What the task asks:
Would you restate all the data that follows, word for word?

# Start of Dataset content

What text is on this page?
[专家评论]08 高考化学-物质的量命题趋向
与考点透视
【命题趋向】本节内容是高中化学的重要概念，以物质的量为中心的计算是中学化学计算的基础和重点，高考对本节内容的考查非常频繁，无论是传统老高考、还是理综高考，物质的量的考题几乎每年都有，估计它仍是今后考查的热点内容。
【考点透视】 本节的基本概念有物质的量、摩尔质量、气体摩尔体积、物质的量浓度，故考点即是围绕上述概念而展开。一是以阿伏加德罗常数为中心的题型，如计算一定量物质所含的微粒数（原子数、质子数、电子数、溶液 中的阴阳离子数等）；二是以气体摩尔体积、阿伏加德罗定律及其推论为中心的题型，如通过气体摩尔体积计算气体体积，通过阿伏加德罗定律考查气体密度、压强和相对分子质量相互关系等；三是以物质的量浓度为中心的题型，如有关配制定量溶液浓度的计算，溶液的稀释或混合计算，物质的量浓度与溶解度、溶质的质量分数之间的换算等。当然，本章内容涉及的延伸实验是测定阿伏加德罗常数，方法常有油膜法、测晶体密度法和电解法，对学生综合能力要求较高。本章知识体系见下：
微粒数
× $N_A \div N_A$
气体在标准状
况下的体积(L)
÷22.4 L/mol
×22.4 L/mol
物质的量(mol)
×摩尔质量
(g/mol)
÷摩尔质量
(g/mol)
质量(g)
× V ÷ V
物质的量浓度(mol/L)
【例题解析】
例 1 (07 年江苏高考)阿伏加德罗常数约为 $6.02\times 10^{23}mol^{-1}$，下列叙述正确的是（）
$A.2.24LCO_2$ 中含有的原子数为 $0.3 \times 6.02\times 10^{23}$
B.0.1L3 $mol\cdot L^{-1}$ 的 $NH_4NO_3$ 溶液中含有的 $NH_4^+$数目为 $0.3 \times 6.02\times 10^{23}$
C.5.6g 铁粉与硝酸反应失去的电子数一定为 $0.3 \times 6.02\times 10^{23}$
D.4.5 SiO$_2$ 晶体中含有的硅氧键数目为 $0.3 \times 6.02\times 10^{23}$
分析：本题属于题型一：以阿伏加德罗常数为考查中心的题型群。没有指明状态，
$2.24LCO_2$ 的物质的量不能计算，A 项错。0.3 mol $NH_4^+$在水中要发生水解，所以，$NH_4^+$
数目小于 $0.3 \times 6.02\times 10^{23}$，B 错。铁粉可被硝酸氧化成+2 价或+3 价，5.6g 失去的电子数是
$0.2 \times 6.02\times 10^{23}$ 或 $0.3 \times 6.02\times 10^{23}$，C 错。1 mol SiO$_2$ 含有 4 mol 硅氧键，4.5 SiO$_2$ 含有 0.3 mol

# End of Dataset content

Solution to this problem:
What text is on this page?
[专家评论]08 高考化学-物质的量命题趋向
与考点透视
【命题趋向】本节内容是高中化学的重要概念，以物质的量为中心的计算是中学化学计算的基础和重点，高考对本节内容的考查非常频繁，无论是传统老高考、还是理综高考，物质的量的考题几乎每年都有，估计它仍是今后考查的热点内容。
【考点透视】 本节的基本概念有物质的量、摩尔质量、气体摩尔体积、物质的量浓度，故考点即是围绕上述概念而展开。一是以阿伏加德罗常数为中心的题型，如计算一定量物质所含的微粒数（原子数、质子数、电子数、溶液 中的阴阳离子数等）；二是以气体摩尔体积、阿伏加德罗定律及其推论为中心的题型，如通过气体摩尔体积计算气体体积，通过阿伏加德罗定律考查气体密度、压强和相对分子质量相互关系等；三是以物质的量浓度为中心的题型，如有关配制定量溶液浓度的计算，溶液的稀释或混合计算，物质的量浓度与溶解度、溶质的质量分数之间的换算等。当然，本章内容涉及的延伸实验是测定阿伏加德罗常数，方法常有油膜法、测晶体密度法和电解法，对学生综合能力要求较高。本章知识体系见下：
微粒数
× $N_A \div N_A$
气体在标准状
况下的体积(L)
÷22.4 L/mol
×22.4 L/mol
物质的量(mol)
×摩尔质量
(g/mol)
÷摩尔质量
(g/mol)
质量(g)
× V ÷ V
物质的量浓度(mol/L)
【例题解析】
例 1 (07 年江苏高考)阿伏加德罗常数约为 $6.02\times 10^{23}mol^{-1}$，下列叙述正确的是（）
$A.2.24LCO_2$ 中含有的原子数为 $0.3 \times 6.02\times 10^{23}$
B.0.1L3 $mol\cdot L^{-1}$ 的 $NH_4NO_3$ 溶液中含有的 $NH_4^+$数目为 $0.3 \times 6.02\times 10^{23}$
C.5.6g 铁粉与硝酸反应失去的电子数一定为 $0.3 \times 6.02\times 10^{23}$
D.4.5 SiO$_2$ 晶体中含有的硅氧键数目为 $0.3 \times 6.02\times 10^{23}$
分析：本题属于题型一：以阿伏加德罗常数为考查中心的题型群。没有指明状态，
$2.24LCO_2$ 的物质的量不能计算，A 项错。0.3 mol $NH_4^+$在水中要发生水解，所以，$NH_4^+$
数目小于 $0.3 \times 6.02\times 10^{23}$，B 错。铁粉可被硝酸氧化成+2 价或+3 价，5.6g 失去的电子数是
$0.2 \times 6.02\times 10^{23}$ 或 $0.3 \times 6.02\times 10^{23}$，C 错。1 mol SiO$_2$ 含有 4 mol 硅氧键，4.5 SiO$_2$ 含有 0.3 mol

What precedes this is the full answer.